AIM OF THE EXERCISE: Print every line of the listing exactly, please.

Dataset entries
^^^^^^^^^^^^^^^^

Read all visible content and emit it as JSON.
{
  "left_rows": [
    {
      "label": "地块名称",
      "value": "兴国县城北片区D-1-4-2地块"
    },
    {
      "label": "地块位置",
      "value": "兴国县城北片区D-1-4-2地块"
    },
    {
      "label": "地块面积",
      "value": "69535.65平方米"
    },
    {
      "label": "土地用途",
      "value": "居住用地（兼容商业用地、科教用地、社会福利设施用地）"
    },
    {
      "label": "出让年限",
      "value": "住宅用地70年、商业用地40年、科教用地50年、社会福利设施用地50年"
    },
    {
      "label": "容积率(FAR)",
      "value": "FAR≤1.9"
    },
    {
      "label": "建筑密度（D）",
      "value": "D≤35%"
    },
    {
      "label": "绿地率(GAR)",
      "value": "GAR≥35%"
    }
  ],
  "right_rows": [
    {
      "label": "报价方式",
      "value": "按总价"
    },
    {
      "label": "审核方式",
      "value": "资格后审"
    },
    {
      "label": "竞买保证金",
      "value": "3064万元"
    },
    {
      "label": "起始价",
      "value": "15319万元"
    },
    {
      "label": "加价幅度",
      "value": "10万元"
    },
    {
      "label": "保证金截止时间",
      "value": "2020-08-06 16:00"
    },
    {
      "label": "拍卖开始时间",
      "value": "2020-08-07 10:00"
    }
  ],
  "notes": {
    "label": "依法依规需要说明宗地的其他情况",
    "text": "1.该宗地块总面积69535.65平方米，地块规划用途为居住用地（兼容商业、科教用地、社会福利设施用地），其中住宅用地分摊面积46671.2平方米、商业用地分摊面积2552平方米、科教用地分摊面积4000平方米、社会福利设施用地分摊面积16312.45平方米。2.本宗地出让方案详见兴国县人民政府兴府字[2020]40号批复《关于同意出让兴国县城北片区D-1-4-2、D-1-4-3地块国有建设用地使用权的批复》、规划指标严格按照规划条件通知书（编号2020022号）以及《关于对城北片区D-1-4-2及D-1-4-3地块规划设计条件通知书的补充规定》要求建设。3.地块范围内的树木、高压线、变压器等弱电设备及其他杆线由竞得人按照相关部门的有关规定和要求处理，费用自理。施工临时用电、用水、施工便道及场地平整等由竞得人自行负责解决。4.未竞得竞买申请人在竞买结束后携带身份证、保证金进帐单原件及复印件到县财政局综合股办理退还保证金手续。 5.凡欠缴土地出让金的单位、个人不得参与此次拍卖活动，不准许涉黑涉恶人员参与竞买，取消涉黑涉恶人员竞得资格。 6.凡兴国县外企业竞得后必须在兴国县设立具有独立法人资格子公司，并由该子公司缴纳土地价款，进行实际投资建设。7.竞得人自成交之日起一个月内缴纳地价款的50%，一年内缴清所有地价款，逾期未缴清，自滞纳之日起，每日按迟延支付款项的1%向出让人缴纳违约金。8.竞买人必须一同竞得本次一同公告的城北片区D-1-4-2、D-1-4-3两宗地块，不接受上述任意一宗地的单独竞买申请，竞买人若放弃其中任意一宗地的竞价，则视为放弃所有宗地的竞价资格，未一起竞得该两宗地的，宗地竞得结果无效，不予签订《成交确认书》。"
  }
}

^^^^^^^^^^^^^^^^

COMPLETE OUTPUT:
Read all visible content and emit it as JSON.
{
  "left_rows": [
    {
      "label": "地块名称",
      "value": "兴国县城北片区D-1-4-2地块"
    },
    {
      "label": "地块位置",
      "value": "兴国县城北片区D-1-4-2地块"
    },
    {
      "label": "地块面积",
      "value": "69535.65平方米"
    },
    {
      "label": "土地用途",
      "value": "居住用地（兼容商业用地、科教用地、社会福利设施用地）"
    },
    {
      "label": "出让年限",
      "value": "住宅用地70年、商业用地40年、科教用地50年、社会福利设施用地50年"
    },
    {
      "label": "容积率(FAR)",
      "value": "FAR≤1.9"
    },
    {
      "label": "建筑密度（D）",
      "value": "D≤35%"
    },
    {
      "label": "绿地率(GAR)",
      "value": "GAR≥35%"
    }
  ],
  "right_rows": [
    {
      "label": "报价方式",
      "value": "按总价"
    },
    {
      "label": "审核方式",
      "value": "资格后审"
    },
    {
      "label": "竞买保证金",
      "value": "3064万元"
    },
    {
      "label": "起始价",
      "value": "15319万元"
    },
    {
      "label": "加价幅度",
      "value": "10万元"
    },
    {
      "label": "保证金截止时间",
      "value": "2020-08-06 16:00"
    },
    {
      "label": "拍卖开始时间",
      "value": "2020-08-07 10:00"
    }
  ],
  "notes": {
    "label": "依法依规需要说明宗地的其他情况",
    "text": "1.该宗地块总面积69535.65平方米，地块规划用途为居住用地（兼容商业、科教用地、社会福利设施用地），其中住宅用地分摊面积46671.2平方米、商业用地分摊面积2552平方米、科教用地分摊面积4000平方米、社会福利设施用地分摊面积16312.45平方米。2.本宗地出让方案详见兴国县人民政府兴府字[2020]40号批复《关于同意出让兴国县城北片区D-1-4-2、D-1-4-3地块国有建设用地使用权的批复》、规划指标严格按照规划条件通知书（编号2020022号）以及《关于对城北片区D-1-4-2及D-1-4-3地块规划设计条件通知书的补充规定》要求建设。3.地块范围内的树木、高压线、变压器等弱电设备及其他杆线由竞得人按照相关部门的有关规定和要求处理，费用自理。施工临时用电、用水、施工便道及场地平整等由竞得人自行负责解决。4.未竞得竞买申请人在竞买结束后携带身份证、保证金进帐单原件及复印件到县财政局综合股办理退还保证金手续。 5.凡欠缴土地出让金的单位、个人不得参与此次拍卖活动，不准许涉黑涉恶人员参与竞买，取消涉黑涉恶人员竞得资格。 6.凡兴国县外企业竞得后必须在兴国县设立具有独立法人资格子公司，并由该子公司缴纳土地价款，进行实际投资建设。7.竞得人自成交之日起一个月内缴纳地价款的50%，一年内缴清所有地价款，逾期未缴清，自滞纳之日起，每日按迟延支付款项的1%向出让人缴纳违约金。8.竞买人必须一同竞得本次一同公告的城北片区D-1-4-2、D-1-4-3两宗地块，不接受上述任意一宗地的单独竞买申请，竞买人若放弃其中任意一宗地的竞价，则视为放弃所有宗地的竞价资格，未一起竞得该两宗地的，宗地竞得结果无效，不予签订《成交确认书》。"
  }
}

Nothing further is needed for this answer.